- Description of the task: Return only the number of lines holding the word "this".

- Source records:
-=-=-=-=-

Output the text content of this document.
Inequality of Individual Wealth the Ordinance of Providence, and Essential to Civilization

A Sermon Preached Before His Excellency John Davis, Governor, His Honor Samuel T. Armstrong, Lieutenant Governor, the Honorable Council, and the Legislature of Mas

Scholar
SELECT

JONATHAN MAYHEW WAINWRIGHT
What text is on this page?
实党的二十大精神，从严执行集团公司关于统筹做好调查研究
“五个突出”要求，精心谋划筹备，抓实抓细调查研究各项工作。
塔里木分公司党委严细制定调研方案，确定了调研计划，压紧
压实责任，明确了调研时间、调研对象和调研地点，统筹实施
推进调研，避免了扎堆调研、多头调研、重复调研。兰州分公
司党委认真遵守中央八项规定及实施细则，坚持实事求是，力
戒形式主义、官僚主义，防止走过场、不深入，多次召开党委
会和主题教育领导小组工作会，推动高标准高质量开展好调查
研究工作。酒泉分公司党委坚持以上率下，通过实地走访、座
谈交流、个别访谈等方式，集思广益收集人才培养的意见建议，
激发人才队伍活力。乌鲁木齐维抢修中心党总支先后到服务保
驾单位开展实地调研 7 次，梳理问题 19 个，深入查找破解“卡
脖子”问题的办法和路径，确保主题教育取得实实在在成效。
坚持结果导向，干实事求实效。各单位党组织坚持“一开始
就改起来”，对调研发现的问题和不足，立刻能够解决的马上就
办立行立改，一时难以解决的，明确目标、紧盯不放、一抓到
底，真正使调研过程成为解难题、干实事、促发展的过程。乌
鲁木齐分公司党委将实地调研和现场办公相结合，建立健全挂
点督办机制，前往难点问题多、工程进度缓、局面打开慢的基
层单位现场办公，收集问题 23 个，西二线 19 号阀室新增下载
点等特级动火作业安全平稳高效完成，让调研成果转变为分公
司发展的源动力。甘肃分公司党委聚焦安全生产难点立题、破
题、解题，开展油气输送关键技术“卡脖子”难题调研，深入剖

-=-=-=-=-

- Result of the task: 2